> DATA LISTING:
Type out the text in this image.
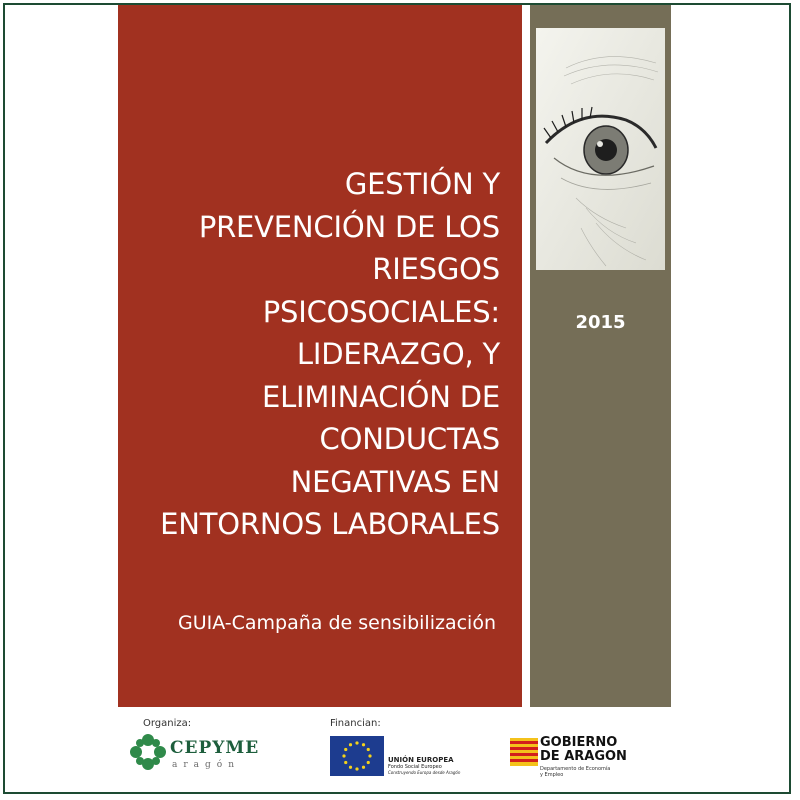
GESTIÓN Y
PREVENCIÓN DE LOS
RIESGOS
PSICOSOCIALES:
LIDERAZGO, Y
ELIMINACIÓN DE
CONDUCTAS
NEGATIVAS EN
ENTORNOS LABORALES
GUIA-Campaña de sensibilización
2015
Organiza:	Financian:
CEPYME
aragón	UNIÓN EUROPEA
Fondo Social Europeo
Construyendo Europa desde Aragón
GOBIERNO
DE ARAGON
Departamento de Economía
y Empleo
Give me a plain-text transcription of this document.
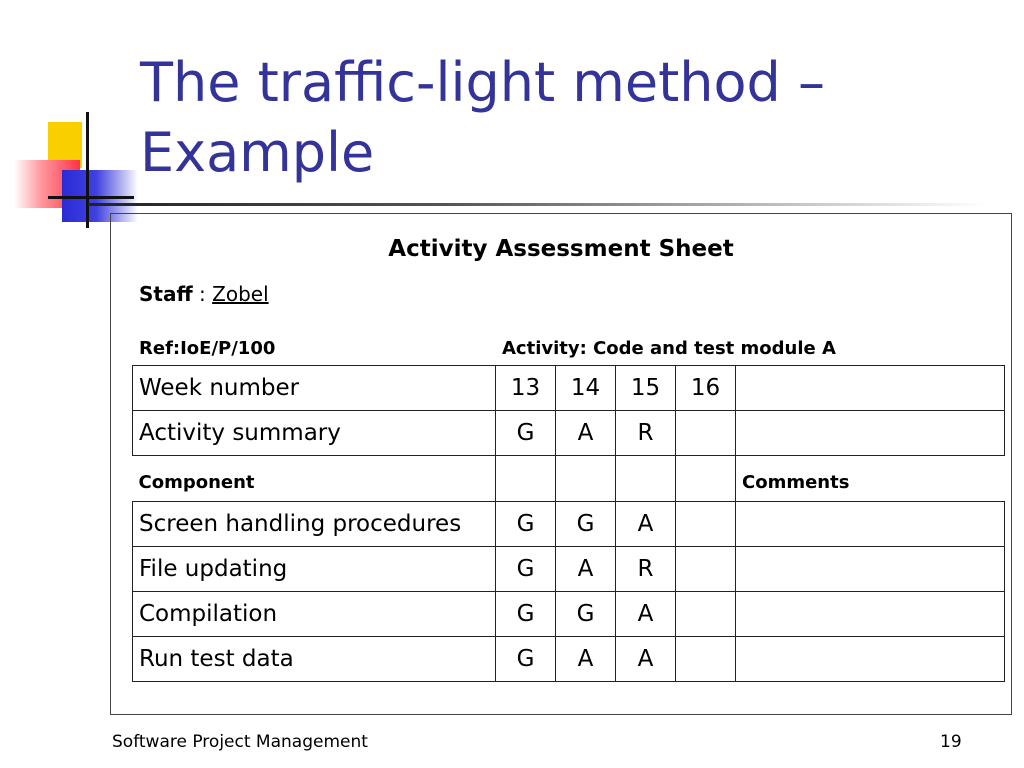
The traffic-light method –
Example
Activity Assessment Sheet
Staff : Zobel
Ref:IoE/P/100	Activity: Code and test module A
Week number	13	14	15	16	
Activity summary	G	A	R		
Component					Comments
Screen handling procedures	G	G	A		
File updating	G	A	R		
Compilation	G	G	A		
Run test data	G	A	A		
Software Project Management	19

> WRITTEN EXERCISE:
Write the entries above out again exactly, but not the pictures.

> EXERCISE OUTPUT:
Type out the text in this image.
GESTIÓN Y
PREVENCIÓN DE LOS
RIESGOS
PSICOSOCIALES:
LIDERAZGO, Y
ELIMINACIÓN DE
CONDUCTAS
NEGATIVAS EN
ENTORNOS LABORALES
GUIA-Campaña de sensibilización
2015
Organiza:	Financian:
CEPYME
aragón	UNIÓN EUROPEA
Fondo Social Europeo
Construyendo Europa desde Aragón
GOBIERNO
DE ARAGON
Departamento de Economía
y Empleo
Give me a plain-text transcription of this document.
The traffic-light method –
Example
Activity Assessment Sheet
Staff : Zobel
Ref:IoE/P/100	Activity: Code and test module A
Week number	13	14	15	16	
Activity summary	G	A	R		
Component					Comments
Screen handling procedures	G	G	A		
File updating	G	A	R		
Compilation	G	G	A		
Run test data	G	A	A		
Software Project Management	19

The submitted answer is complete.